● **TASK INPUT**:
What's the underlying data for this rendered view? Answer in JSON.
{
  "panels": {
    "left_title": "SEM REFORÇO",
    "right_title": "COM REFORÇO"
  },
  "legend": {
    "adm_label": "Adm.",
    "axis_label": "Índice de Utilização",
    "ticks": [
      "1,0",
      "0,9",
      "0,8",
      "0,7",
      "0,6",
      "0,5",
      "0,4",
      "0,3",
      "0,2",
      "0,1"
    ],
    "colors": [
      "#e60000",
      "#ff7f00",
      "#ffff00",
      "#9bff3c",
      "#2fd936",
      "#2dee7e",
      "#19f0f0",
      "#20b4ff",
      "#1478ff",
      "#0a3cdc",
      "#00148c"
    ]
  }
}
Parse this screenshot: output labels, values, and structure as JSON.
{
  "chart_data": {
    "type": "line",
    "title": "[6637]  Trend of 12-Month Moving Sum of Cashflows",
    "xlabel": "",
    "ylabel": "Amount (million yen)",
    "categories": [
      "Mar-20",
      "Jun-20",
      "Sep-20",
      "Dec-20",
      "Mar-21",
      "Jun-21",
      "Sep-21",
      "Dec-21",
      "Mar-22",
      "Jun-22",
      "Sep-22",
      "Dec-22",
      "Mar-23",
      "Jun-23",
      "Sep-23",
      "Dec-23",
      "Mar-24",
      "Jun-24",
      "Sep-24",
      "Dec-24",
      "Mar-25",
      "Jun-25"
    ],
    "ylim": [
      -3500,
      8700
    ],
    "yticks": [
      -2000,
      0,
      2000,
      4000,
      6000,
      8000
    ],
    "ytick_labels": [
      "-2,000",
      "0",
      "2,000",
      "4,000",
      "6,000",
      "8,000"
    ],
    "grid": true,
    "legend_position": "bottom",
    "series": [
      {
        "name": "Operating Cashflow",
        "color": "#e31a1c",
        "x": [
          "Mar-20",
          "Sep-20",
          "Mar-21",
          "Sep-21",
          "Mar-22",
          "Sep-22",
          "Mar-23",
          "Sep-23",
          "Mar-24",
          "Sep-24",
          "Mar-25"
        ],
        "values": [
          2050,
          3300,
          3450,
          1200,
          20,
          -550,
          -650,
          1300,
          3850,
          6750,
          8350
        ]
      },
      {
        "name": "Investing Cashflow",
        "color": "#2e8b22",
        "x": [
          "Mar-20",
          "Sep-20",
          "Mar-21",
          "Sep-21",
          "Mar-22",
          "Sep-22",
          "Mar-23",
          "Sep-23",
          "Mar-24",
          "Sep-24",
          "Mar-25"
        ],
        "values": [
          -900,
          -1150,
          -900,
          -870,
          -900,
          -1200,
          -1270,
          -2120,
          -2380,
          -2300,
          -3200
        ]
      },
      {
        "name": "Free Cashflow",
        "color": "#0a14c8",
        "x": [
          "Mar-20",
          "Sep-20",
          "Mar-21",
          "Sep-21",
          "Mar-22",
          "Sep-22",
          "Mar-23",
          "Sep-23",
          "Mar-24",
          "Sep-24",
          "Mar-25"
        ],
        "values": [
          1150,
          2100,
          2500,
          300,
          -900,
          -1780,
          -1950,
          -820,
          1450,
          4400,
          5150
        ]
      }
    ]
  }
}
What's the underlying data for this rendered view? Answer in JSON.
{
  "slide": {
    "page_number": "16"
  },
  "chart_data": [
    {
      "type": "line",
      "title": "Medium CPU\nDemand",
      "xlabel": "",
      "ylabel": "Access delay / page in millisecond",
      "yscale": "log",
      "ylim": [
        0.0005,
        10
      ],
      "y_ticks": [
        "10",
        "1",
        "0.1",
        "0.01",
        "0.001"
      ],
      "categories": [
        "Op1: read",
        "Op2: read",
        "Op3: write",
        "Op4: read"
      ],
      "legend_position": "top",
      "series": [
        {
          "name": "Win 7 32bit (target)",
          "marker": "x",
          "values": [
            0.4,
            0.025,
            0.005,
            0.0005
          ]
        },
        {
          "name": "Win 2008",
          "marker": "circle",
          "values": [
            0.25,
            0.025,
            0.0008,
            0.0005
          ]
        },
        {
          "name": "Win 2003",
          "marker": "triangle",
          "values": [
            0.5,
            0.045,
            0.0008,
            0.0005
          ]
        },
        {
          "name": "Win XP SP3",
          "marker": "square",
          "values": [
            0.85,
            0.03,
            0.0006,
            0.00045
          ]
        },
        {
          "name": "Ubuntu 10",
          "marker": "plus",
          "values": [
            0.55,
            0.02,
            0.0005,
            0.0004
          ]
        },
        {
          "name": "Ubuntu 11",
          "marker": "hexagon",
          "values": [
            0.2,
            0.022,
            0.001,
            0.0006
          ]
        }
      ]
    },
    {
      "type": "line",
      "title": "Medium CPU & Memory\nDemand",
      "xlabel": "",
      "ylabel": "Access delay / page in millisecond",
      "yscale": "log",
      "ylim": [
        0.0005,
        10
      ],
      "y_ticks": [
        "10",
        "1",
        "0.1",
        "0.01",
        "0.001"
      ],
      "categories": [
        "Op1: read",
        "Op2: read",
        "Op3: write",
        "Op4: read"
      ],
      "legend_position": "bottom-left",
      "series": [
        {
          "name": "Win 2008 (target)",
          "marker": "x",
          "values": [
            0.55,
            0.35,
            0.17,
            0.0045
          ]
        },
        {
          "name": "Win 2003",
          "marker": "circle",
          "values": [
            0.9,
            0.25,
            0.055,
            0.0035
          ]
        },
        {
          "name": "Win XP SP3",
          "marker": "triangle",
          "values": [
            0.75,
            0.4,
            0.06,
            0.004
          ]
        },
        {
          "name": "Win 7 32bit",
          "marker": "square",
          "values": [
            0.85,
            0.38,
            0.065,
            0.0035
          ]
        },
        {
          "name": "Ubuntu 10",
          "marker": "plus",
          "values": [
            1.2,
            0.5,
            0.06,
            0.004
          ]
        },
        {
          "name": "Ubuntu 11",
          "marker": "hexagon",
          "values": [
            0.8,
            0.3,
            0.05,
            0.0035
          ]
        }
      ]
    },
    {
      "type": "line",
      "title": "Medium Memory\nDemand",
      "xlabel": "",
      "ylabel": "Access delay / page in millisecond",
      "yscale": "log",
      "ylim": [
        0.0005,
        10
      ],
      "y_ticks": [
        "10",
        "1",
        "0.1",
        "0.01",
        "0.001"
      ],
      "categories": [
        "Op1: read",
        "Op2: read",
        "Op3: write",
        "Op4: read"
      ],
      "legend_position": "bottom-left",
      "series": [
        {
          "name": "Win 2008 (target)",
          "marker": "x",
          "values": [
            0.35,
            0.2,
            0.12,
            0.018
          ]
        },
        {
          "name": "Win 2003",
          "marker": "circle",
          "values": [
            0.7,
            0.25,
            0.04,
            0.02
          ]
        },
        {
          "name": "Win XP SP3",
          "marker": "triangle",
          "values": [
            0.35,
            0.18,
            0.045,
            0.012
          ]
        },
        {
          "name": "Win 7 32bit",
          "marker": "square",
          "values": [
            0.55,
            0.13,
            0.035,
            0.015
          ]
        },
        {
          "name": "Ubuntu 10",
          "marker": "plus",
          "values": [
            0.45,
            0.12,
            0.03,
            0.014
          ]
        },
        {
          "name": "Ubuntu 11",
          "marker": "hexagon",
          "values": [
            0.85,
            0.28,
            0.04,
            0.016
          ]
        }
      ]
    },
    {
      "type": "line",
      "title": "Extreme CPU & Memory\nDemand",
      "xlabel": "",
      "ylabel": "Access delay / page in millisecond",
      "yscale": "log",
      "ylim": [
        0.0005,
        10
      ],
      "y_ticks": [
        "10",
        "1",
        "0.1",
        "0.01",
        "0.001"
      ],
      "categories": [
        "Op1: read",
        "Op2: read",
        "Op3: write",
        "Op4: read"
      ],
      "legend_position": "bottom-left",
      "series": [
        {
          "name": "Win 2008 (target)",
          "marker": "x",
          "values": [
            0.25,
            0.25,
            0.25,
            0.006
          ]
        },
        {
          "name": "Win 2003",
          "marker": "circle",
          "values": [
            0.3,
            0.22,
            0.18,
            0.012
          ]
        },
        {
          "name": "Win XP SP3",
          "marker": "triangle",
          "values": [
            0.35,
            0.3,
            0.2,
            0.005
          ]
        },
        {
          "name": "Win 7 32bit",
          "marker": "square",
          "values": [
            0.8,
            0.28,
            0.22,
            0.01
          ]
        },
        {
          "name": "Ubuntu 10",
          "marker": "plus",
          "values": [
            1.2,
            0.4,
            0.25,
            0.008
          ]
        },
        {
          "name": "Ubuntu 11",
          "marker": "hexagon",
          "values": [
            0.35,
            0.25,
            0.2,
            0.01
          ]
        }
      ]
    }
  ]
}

---

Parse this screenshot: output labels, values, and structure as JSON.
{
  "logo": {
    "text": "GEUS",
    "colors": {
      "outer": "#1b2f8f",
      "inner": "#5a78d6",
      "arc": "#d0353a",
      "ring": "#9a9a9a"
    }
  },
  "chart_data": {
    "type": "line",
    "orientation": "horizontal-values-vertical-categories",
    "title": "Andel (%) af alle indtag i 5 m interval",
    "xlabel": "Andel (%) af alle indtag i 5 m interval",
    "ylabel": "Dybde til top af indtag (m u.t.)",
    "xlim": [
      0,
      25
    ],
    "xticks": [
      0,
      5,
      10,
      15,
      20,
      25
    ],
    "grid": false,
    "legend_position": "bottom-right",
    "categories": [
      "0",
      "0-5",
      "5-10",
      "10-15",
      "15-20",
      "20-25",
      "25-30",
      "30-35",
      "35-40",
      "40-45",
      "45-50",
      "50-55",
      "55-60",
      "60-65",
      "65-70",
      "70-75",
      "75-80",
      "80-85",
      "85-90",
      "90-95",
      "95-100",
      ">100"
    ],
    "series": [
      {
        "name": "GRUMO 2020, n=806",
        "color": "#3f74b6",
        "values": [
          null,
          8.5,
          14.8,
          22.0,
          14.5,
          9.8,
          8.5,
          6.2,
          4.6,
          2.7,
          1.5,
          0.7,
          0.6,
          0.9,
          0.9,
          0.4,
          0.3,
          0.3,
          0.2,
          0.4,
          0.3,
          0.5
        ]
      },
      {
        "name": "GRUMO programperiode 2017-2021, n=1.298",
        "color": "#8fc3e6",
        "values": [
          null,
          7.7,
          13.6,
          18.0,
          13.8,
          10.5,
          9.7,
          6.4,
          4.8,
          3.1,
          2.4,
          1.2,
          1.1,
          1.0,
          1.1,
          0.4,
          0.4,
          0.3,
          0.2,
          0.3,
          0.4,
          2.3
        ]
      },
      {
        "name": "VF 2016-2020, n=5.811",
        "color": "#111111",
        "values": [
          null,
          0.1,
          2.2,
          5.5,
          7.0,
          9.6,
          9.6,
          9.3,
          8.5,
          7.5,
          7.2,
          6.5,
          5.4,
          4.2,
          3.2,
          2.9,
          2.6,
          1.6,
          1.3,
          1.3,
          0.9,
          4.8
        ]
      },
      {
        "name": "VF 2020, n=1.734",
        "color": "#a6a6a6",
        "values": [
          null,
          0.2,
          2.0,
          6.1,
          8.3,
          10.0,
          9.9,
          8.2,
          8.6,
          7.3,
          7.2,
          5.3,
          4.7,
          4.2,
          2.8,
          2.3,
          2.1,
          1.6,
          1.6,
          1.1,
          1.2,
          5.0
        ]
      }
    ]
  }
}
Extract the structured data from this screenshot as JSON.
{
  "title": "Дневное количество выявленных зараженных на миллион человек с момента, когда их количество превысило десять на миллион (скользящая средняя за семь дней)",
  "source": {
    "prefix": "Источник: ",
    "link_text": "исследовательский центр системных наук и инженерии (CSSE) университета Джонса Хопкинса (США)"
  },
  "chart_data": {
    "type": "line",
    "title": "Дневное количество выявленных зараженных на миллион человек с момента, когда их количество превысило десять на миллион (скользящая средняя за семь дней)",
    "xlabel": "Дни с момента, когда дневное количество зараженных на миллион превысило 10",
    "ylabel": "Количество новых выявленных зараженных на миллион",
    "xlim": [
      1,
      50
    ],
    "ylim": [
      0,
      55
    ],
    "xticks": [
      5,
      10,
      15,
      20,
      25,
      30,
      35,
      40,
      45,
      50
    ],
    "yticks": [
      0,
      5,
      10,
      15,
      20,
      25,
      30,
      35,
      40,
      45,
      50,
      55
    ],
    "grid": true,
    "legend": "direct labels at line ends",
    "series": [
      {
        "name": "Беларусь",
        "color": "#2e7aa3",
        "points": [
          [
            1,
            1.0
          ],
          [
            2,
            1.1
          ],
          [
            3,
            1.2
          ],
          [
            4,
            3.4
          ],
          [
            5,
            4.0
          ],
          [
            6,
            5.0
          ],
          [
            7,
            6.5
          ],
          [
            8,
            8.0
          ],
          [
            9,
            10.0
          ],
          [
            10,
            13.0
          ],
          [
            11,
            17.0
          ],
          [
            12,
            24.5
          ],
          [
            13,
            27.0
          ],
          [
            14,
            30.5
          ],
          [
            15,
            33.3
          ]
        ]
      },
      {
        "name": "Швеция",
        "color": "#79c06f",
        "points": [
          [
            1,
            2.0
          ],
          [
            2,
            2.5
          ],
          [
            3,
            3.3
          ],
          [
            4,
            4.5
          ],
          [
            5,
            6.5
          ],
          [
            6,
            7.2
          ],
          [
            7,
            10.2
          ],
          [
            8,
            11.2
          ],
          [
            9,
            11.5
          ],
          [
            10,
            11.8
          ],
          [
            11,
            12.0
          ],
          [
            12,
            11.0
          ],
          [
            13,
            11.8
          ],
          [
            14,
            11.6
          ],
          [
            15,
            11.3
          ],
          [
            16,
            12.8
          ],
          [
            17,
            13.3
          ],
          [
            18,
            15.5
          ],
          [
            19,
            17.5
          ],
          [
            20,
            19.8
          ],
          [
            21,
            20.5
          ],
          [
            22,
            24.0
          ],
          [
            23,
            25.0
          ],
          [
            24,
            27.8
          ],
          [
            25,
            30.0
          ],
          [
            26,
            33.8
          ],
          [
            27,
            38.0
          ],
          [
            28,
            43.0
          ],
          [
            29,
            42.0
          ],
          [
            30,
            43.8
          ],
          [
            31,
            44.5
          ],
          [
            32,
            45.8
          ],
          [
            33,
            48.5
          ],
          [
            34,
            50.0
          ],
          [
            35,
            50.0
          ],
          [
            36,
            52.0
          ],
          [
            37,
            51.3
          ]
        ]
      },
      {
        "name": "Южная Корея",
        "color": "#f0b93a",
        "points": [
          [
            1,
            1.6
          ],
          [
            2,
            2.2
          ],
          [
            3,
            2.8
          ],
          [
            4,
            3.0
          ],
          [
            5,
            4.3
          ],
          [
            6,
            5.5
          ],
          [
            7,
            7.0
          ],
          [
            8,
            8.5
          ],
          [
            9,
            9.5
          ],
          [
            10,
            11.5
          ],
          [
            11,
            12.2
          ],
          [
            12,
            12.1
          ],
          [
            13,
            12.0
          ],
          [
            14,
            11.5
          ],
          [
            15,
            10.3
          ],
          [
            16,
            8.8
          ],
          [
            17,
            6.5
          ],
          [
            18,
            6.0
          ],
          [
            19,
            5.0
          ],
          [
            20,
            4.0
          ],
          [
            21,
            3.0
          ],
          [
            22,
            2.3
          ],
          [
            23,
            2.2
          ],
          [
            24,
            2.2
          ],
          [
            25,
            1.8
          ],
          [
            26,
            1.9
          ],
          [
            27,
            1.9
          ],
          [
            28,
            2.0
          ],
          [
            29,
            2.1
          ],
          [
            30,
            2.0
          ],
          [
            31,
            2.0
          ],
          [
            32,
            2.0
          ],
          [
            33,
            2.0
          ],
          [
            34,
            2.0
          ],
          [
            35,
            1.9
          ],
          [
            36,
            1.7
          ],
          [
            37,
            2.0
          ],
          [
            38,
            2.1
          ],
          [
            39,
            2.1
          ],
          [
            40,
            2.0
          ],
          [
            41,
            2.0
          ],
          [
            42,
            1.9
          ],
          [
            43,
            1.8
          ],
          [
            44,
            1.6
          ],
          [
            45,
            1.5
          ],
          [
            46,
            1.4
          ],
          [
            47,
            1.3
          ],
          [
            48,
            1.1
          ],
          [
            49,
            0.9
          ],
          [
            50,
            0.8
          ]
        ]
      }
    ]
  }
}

● **TASK INSTRUCTIONS**: Keep only those lines of the records that hold "дней", and return them.

● **FULL RESPONSE**:
  "title": "Дневное количество выявленных зараженных на миллион человек с момента, когда их количество превысило десять на миллион (скользящая средняя за семь дней)",
    "title": "Дневное количество выявленных зараженных на миллион человек с момента, когда их количество превысило десять на миллион (скользящая средняя за семь дней)",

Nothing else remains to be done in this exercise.